## AIM
Skip every picture and transcribe the remaining material exactly.

━━ MATERIAL SHOWN ━━

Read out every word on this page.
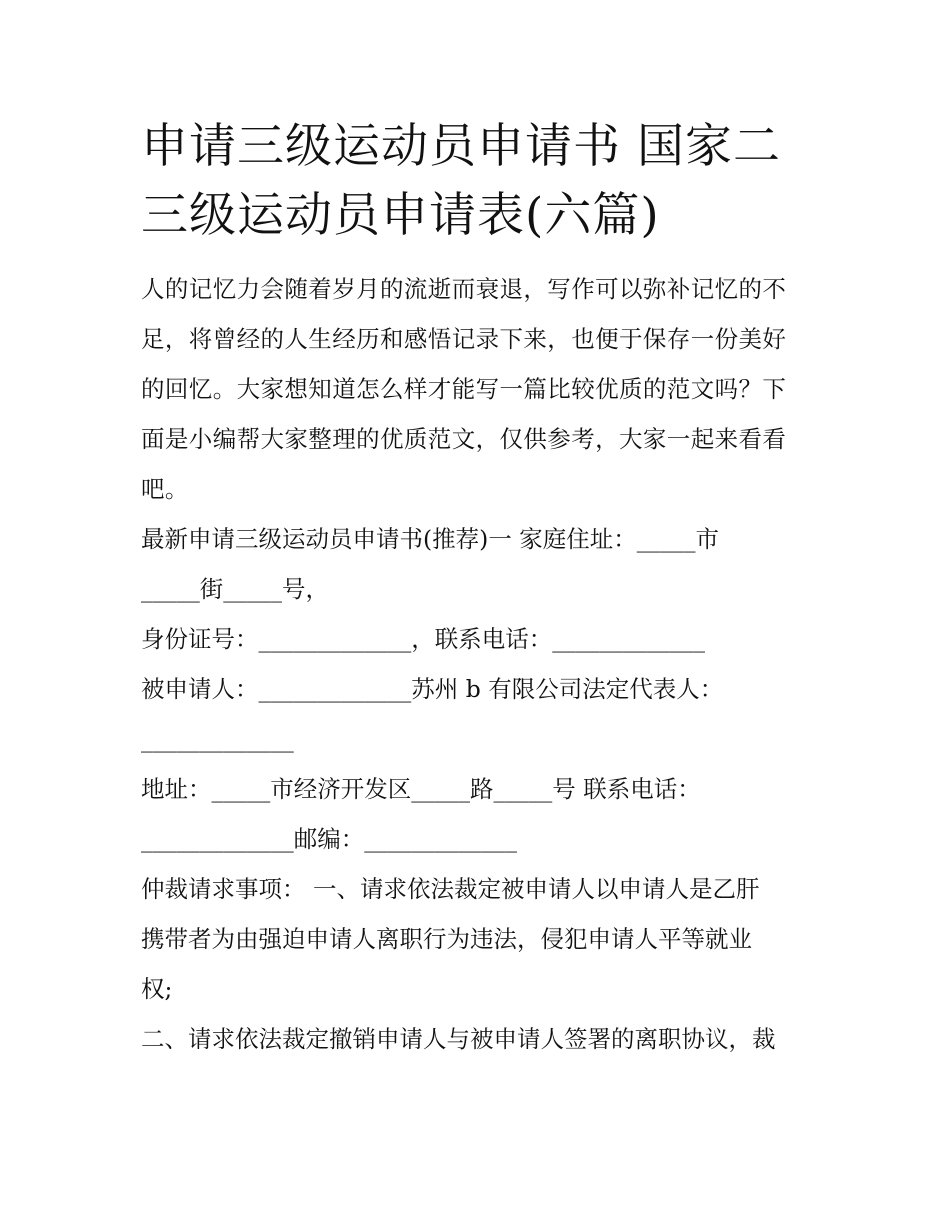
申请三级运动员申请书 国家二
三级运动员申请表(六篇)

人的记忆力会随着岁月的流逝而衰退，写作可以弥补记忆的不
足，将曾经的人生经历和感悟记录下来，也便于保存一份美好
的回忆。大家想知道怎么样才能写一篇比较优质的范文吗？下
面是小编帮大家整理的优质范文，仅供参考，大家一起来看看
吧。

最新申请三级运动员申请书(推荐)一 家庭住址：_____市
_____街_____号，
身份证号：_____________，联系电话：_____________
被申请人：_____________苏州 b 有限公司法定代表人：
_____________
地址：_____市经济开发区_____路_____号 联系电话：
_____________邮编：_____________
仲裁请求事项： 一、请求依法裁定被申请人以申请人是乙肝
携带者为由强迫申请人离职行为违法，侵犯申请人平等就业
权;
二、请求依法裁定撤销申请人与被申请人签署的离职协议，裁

━━━

## EXERCISE RESPONSE
Read out every word on this page.
申请三级运动员申请书 国家二
三级运动员申请表(六篇)

人的记忆力会随着岁月的流逝而衰退，写作可以弥补记忆的不
足，将曾经的人生经历和感悟记录下来，也便于保存一份美好
的回忆。大家想知道怎么样才能写一篇比较优质的范文吗？下
面是小编帮大家整理的优质范文，仅供参考，大家一起来看看
吧。

最新申请三级运动员申请书(推荐)一 家庭住址：_____市
_____街_____号，
身份证号：_____________，联系电话：_____________
被申请人：_____________苏州 b 有限公司法定代表人：
_____________
地址：_____市经济开发区_____路_____号 联系电话：
_____________邮编：_____________
仲裁请求事项： 一、请求依法裁定被申请人以申请人是乙肝
携带者为由强迫申请人离职行为违法，侵犯申请人平等就业
权;
二、请求依法裁定撤销申请人与被申请人签署的离职协议，裁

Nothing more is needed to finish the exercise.